*Verilen Metin*:
################
Hayatta iyi ve kötü olarak indirgenen belirli kişilik özellikleri var ve bu eşitlik kavramına ulaşabilmek için kötü olarak düşündüğümüz şeylerin de altında neden öyle olduğunu düşünebilmek aslında bütün bu yolu daha basit bir yoldan ilerleyebilmemiz için temel adım diye düşünüyorum. Hepimize toplumsal bazı roller yükleniyor, cinsiyetler üzerinden. Kadın böyledir, kadın şunu yapar, erkek böyledir, erkek evi geçindirendir, kadın evde çocuk bakandır. Artık böyle bir şey yok, hiçbir zaman da olmamalı. Herkes her şeyi yapabilir. Rol dağılımı diye bir şey ancak kişilerin kendi özgürlüğünde olabilir. Kimse bunu size dikte edemez. O yüzden de aslında bütün bu farklılıkların özünde dediğim gibi cinsiyet, din, inançlar, fikirler, ırk, en önemli olan şey hepimizin insan olma vasfında eşit olduğumuzun farkında olmamız.
################
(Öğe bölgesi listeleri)
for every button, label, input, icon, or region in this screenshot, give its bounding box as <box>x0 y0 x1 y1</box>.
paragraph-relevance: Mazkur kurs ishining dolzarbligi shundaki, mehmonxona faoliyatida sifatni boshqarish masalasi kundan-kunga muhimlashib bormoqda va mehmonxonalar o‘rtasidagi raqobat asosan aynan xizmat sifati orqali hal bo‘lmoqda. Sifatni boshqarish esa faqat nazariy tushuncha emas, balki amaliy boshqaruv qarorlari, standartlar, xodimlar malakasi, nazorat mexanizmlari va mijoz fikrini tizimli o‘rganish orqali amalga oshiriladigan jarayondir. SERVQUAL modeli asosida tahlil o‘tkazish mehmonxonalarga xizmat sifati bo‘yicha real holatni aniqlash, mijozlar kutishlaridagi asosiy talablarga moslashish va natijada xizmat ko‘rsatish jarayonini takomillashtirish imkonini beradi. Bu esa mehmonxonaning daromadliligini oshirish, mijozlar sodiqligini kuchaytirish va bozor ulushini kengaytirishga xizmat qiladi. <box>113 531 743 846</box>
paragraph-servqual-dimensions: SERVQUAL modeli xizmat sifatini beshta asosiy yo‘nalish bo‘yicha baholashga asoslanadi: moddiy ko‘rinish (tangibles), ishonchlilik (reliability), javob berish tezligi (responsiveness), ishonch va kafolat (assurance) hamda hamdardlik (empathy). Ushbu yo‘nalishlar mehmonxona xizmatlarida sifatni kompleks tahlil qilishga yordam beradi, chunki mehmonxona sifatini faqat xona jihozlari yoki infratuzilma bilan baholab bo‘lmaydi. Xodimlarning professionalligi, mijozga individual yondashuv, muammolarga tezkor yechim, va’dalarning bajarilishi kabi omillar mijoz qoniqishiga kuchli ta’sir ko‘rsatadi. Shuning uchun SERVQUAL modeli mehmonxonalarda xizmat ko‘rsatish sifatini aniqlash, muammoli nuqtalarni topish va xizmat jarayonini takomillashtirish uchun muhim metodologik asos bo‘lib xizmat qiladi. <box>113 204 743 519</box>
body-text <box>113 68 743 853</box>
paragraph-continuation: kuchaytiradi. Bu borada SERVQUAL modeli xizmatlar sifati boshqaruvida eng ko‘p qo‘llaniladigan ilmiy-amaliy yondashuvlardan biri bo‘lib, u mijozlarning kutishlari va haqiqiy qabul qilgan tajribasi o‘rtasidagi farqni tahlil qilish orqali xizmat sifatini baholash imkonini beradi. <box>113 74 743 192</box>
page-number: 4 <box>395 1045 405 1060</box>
################
*Görev Tanımı 1*:
Eşitlik üzerine olan metne göre şu soruları yanıtlayın:
(a) Toplumsal roller bize ne üzerinden yükleniyor?
(b) Rol dağılımı ancak nerede olabilir?
(c) En önemli olan şey nedir?
*Görev Tanımı 2*:
Eşitlik ve toplumsal roller üzerine olan metni son cümlesinden sonra sürdürün.
Bu kayıtlara görevleri yapmak için ihtiyaç yoktur.

*Sonuç 1*:
(a) Cinsiyetler üzerinden yükleniyor.
(b) Kişilerin kendi özgürlüğünde olabilir.
(c) Hepimizin insan olma vasfında eşit olduğumuzun farkında olmamızdır.

*Sonuç 2*:
Cinsiyet

Toplumsal cinsiyet kalıp yargılarından kurtulmak sadece kadınları değil, erkekleri de özgürleştirecek. Bu kadın hakları ve insan hakları meselesi sadece kadınları ilgilendiren bir şey değil. Erkeklerinde bu konuda gerekli sorumlulukları alması, eyleme geçmesi, bu konu üzerinde düşünmesi lazım beraber bir toplum içerisinde yaşadığımız için. Bu kişisel farkındalığa ulaşabilmek için hepimizin bireysel olarak yapabileceği şeyler var tabii ki. “He for She”nin hazırladığı bazı maddeleri paylaşmak istiyorum.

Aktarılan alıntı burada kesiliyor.